_Given exercise_:
Gather every line in the items below that contains the word "Mildere", and copy each of those lines without changes.

Element location data
┌──
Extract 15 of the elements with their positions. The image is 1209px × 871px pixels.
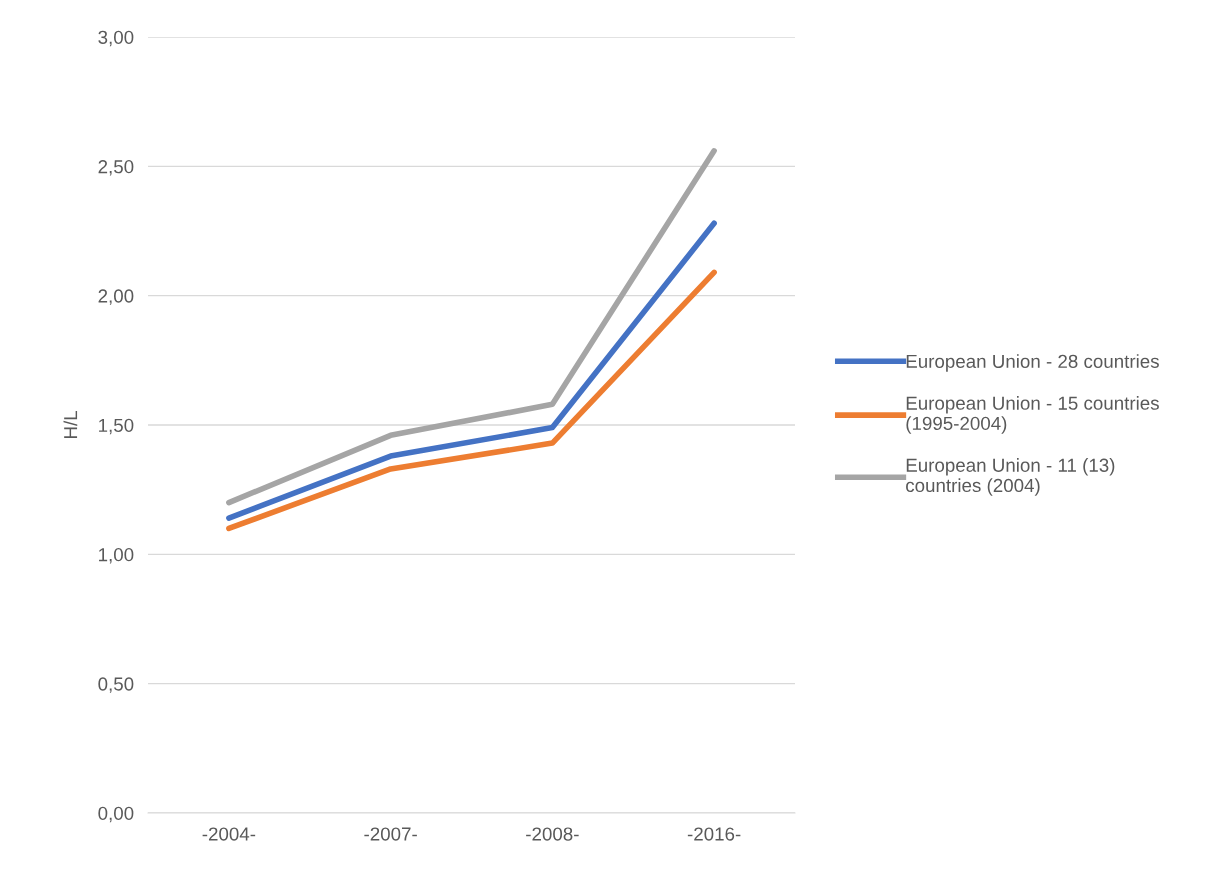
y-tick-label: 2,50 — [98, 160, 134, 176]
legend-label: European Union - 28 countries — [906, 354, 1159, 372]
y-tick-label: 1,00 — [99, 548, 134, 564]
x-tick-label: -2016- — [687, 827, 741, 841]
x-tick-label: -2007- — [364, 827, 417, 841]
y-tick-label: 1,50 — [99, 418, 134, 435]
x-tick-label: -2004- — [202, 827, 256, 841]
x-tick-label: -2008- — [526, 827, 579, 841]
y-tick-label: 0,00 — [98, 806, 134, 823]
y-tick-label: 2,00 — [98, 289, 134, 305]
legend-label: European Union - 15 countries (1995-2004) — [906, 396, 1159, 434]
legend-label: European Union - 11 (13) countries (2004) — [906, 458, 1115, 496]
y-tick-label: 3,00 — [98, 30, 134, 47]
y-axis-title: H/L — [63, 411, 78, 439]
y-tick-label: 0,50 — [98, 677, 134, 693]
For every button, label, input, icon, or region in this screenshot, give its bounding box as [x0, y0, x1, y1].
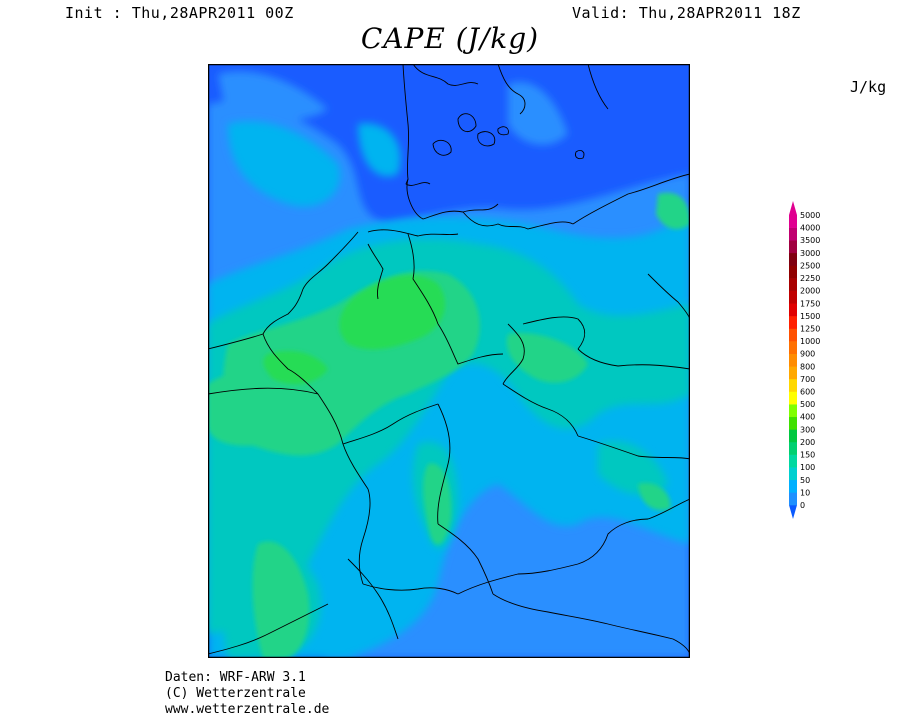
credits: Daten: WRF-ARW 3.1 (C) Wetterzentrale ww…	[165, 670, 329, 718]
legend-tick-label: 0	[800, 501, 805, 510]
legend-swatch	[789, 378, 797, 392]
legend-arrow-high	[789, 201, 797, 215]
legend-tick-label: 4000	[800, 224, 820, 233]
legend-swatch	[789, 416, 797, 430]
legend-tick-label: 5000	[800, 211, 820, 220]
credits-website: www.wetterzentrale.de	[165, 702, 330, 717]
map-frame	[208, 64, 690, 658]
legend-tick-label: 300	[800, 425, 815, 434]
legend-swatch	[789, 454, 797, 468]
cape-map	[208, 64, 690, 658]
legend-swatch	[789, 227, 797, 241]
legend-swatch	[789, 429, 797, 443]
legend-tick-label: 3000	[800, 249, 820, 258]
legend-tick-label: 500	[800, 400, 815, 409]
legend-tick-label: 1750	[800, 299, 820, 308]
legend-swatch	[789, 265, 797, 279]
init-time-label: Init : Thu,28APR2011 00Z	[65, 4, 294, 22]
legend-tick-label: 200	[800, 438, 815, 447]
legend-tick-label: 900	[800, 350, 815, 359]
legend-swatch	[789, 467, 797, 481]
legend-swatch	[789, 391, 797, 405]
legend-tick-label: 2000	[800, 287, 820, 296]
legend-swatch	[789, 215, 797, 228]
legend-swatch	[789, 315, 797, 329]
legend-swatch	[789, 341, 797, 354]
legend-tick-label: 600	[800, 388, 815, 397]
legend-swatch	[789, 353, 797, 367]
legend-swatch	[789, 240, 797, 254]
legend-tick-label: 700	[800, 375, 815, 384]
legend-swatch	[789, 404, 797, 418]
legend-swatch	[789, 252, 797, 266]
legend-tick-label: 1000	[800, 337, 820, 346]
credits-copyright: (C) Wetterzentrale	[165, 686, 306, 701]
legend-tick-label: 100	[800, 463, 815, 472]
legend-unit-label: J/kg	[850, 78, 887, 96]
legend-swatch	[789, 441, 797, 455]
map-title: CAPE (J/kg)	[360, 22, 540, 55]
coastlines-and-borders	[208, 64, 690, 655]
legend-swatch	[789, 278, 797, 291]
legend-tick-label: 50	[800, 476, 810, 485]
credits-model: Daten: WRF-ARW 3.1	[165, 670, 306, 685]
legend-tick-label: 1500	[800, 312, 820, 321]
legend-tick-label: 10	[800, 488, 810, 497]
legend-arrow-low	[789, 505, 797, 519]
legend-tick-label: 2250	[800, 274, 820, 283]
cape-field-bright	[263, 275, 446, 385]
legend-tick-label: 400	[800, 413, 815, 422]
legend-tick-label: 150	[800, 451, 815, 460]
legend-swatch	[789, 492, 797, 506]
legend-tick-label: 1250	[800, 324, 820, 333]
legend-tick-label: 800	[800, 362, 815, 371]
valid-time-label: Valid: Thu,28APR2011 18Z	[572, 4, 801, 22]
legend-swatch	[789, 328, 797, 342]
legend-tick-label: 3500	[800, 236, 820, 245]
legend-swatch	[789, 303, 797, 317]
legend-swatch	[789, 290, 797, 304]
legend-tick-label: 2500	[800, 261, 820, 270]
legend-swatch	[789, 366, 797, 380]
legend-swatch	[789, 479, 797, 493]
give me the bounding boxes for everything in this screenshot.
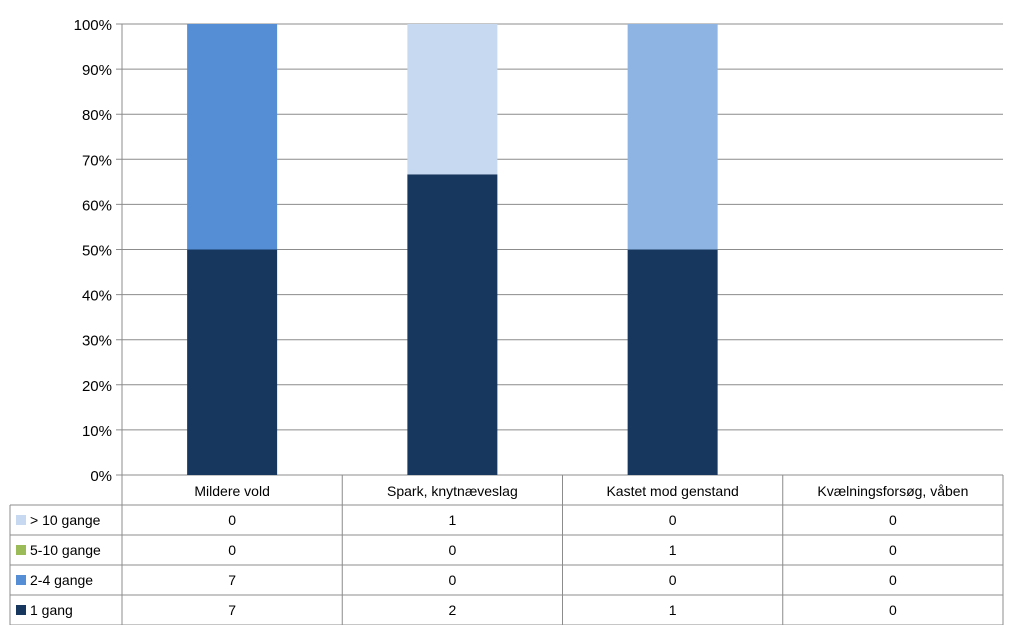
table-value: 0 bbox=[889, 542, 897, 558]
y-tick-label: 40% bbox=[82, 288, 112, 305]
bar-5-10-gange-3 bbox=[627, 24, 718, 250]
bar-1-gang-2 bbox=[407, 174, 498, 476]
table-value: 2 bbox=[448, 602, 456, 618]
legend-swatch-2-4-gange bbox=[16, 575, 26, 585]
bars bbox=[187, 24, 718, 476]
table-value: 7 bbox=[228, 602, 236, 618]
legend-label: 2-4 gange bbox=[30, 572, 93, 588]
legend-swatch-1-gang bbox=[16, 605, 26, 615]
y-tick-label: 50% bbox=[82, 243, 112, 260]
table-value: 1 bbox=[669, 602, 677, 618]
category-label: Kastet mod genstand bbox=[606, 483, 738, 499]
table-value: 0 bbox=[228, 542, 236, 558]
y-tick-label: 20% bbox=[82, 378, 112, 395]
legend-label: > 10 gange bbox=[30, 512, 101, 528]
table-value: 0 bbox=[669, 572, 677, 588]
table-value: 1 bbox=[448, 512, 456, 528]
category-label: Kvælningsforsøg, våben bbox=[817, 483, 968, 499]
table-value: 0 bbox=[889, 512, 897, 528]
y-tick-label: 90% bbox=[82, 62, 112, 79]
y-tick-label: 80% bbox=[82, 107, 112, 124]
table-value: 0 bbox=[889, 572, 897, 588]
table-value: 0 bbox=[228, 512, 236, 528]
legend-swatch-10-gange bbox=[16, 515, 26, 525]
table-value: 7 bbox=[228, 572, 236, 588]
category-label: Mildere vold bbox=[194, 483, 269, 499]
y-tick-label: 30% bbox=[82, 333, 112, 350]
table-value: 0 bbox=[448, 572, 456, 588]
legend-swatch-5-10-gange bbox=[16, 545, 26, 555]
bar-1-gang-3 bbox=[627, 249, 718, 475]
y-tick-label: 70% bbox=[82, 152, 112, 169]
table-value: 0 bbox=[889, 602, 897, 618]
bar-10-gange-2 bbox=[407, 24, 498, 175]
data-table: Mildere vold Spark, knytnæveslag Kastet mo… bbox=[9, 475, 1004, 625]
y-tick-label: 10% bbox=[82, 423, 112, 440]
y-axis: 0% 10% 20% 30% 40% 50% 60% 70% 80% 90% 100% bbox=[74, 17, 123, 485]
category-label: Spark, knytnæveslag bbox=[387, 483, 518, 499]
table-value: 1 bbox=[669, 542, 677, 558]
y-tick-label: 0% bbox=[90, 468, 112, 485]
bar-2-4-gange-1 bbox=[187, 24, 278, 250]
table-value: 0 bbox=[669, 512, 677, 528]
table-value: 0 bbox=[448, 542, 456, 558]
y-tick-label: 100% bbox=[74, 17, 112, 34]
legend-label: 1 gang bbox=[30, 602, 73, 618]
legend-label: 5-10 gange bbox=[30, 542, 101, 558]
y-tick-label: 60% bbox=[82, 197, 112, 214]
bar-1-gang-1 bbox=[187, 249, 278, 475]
└──
_Solution to this exercise_:
category-label: Mildere vold bbox=[194, 483, 269, 499]
data-table: Mildere vold Spark, knytnæveslag Kastet mo… bbox=[9, 475, 1004, 625]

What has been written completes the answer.